Records from a data source:
++++++++

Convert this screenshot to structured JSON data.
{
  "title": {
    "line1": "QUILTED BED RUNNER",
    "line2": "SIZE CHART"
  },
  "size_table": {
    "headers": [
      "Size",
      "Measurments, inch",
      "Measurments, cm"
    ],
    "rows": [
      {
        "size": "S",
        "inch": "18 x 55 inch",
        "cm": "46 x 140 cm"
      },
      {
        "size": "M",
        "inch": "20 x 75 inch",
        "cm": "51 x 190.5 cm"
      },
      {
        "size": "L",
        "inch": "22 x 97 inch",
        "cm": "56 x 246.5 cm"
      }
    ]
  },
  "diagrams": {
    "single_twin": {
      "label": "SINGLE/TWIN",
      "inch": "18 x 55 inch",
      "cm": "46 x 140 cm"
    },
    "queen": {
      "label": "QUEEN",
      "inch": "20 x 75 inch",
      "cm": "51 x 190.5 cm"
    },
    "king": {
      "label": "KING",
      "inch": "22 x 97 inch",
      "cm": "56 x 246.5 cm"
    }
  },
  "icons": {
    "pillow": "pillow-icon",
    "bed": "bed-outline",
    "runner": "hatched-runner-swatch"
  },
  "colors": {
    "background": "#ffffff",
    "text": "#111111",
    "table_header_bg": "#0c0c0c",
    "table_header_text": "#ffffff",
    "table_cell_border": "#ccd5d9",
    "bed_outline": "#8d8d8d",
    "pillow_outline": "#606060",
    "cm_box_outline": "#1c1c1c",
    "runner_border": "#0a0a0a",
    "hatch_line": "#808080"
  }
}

++++++++

* Your task
How many lines of the listing above include the word "inch"? Reply with the number alone.

* Task response
7